(Stored items)
# # # # # # #

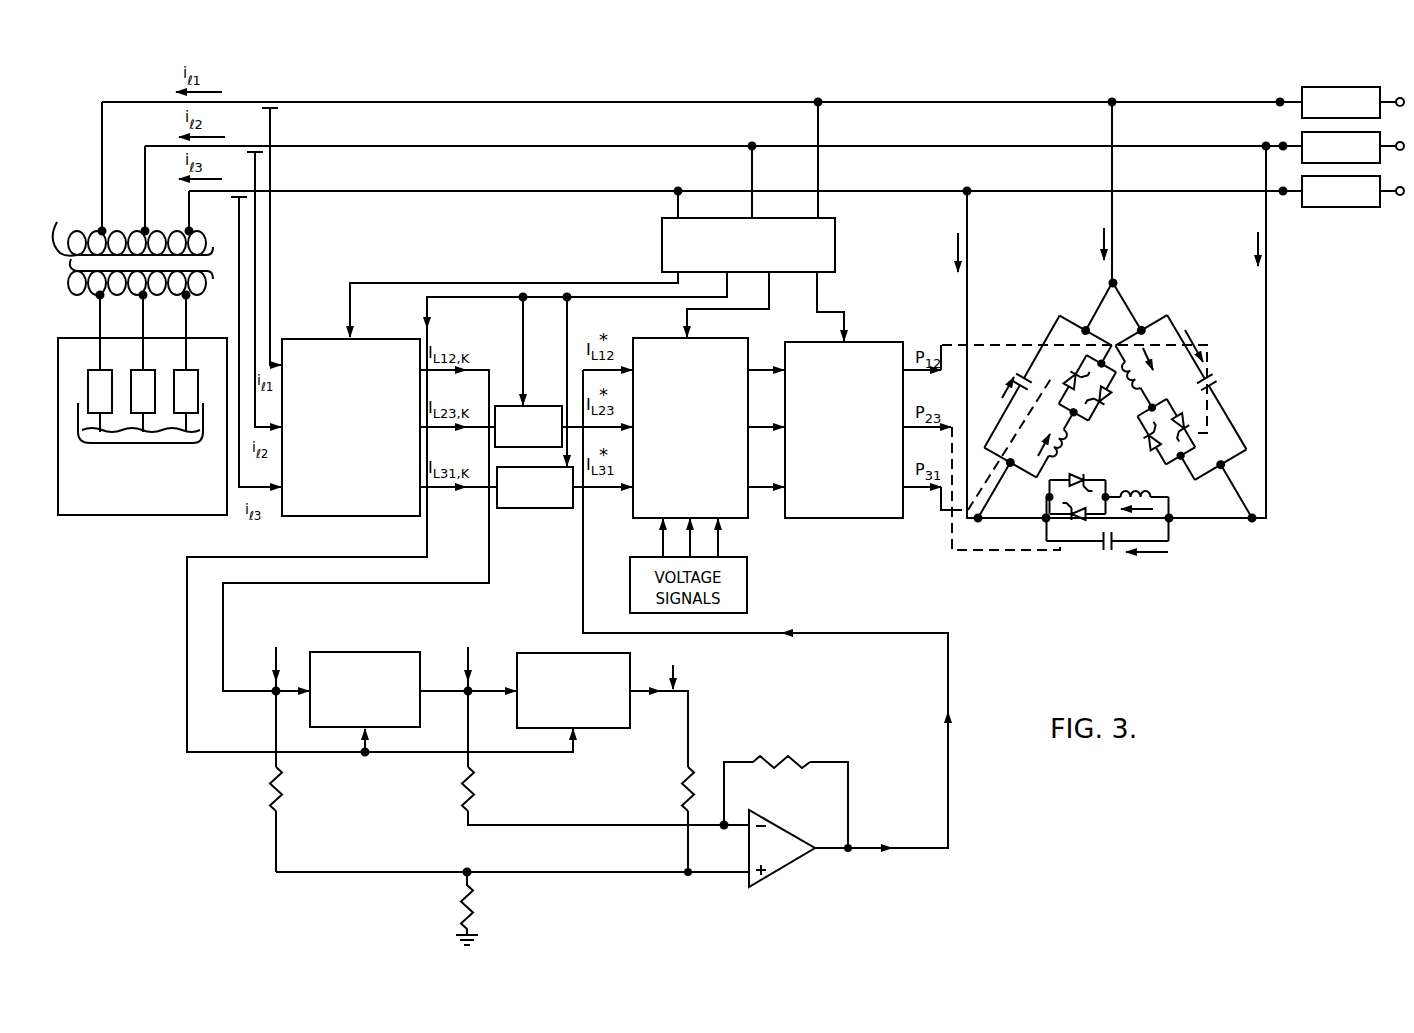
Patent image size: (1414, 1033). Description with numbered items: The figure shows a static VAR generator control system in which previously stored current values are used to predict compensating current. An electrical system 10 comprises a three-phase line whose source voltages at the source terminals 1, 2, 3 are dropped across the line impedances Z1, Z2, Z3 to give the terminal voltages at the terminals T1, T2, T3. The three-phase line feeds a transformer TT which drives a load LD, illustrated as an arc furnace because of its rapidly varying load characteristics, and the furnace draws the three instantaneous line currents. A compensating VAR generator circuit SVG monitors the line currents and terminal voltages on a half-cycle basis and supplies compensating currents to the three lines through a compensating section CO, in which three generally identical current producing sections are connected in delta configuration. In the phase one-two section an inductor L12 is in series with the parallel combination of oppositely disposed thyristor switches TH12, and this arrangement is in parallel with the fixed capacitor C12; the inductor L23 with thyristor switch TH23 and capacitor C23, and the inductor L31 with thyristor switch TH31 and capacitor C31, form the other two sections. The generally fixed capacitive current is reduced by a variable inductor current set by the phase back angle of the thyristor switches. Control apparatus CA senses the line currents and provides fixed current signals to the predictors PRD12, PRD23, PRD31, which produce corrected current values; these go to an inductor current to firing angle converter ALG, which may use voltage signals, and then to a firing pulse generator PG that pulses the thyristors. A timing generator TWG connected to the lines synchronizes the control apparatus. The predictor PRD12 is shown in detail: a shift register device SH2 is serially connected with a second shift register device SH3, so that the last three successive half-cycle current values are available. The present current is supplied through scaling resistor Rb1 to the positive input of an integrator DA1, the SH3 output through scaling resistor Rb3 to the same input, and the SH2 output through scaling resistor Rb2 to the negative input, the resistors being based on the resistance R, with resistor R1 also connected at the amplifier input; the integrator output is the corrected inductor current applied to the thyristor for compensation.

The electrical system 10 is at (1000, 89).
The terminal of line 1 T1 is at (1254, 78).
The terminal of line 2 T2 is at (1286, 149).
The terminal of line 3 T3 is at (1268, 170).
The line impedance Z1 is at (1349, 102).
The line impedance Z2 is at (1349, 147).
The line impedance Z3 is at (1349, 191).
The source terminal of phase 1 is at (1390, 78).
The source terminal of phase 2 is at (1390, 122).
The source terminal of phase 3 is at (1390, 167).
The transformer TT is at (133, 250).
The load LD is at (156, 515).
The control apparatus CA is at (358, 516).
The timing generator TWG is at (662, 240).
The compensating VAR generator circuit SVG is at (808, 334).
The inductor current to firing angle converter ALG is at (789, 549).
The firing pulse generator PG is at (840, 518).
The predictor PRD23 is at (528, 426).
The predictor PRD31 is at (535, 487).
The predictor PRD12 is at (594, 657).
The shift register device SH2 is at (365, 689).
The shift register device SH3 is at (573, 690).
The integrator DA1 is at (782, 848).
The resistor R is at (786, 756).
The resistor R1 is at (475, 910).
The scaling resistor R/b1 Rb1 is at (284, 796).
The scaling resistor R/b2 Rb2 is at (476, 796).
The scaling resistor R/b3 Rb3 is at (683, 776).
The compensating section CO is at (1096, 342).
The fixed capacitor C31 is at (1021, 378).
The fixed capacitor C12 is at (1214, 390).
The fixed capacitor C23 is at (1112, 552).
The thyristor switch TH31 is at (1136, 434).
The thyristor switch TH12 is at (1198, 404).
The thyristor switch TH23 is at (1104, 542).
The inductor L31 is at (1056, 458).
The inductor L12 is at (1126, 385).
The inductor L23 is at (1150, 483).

# # # # # # #

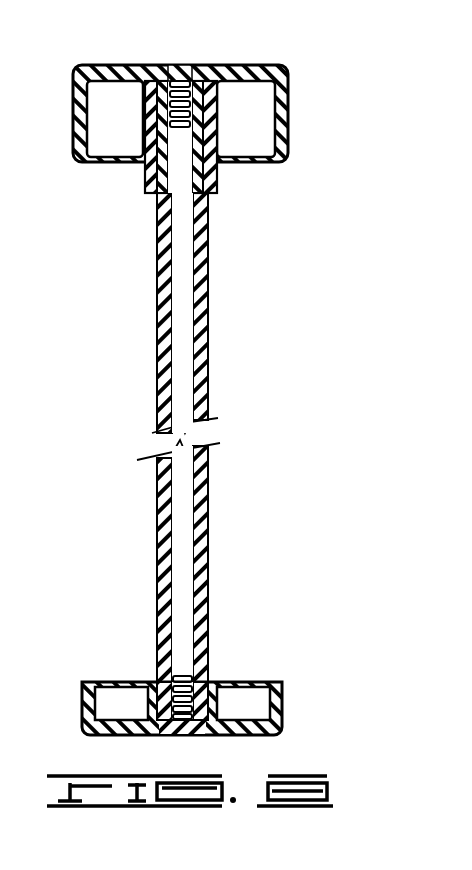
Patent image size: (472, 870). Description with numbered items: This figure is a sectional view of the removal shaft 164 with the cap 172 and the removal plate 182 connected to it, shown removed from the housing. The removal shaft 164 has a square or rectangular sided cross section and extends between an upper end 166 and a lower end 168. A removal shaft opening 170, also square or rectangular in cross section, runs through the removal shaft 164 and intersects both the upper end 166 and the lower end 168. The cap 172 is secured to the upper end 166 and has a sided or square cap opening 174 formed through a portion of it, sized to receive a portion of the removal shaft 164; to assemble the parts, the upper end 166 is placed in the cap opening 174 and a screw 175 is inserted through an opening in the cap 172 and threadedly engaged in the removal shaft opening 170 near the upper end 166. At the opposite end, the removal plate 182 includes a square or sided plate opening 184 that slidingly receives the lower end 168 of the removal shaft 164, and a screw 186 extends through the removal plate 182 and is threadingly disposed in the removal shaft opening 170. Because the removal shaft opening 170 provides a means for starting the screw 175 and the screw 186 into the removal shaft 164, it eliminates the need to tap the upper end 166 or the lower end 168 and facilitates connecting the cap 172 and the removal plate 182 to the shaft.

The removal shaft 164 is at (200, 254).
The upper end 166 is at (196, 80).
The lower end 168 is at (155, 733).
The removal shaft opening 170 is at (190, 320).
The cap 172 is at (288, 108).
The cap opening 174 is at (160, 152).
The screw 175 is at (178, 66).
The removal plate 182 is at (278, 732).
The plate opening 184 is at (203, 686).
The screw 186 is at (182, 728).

# # # # # # #

Write out again the data between the lines holding "Patent image size: (472, 870)." and "The screw 186 is at (182, 728).", inclusive, swapping "sectional view" for "cross-sectional view" and leaving everything else as it is.

Patent image size: (472, 870). Description with numbered items: This figure is a cross-sectional view of the removal shaft 164 with the cap 172 and the removal plate 182 connected to it, shown removed from the housing. The removal shaft 164 has a square or rectangular sided cross section and extends between an upper end 166 and a lower end 168. A removal shaft opening 170, also square or rectangular in cross section, runs through the removal shaft 164 and intersects both the upper end 166 and the lower end 168. The cap 172 is secured to the upper end 166 and has a sided or square cap opening 174 formed through a portion of it, sized to receive a portion of the removal shaft 164; to assemble the parts, the upper end 166 is placed in the cap opening 174 and a screw 175 is inserted through an opening in the cap 172 and threadedly engaged in the removal shaft opening 170 near the upper end 166. At the opposite end, the removal plate 182 includes a square or sided plate opening 184 that slidingly receives the lower end 168 of the removal shaft 164, and a screw 186 extends through the removal plate 182 and is threadingly disposed in the removal shaft opening 170. Because the removal shaft opening 170 provides a means for starting the screw 175 and the screw 186 into the removal shaft 164, it eliminates the need to tap the upper end 166 or the lower end 168 and facilitates connecting the cap 172 and the removal plate 182 to the shaft.

The removal shaft 164 is at (200, 254).
The upper end 166 is at (196, 80).
The lower end 168 is at (155, 733).
The removal shaft opening 170 is at (190, 320).
The cap 172 is at (288, 108).
The cap opening 174 is at (160, 152).
The screw 175 is at (178, 66).
The removal plate 182 is at (278, 732).
The plate opening 184 is at (203, 686).
The screw 186 is at (182, 728).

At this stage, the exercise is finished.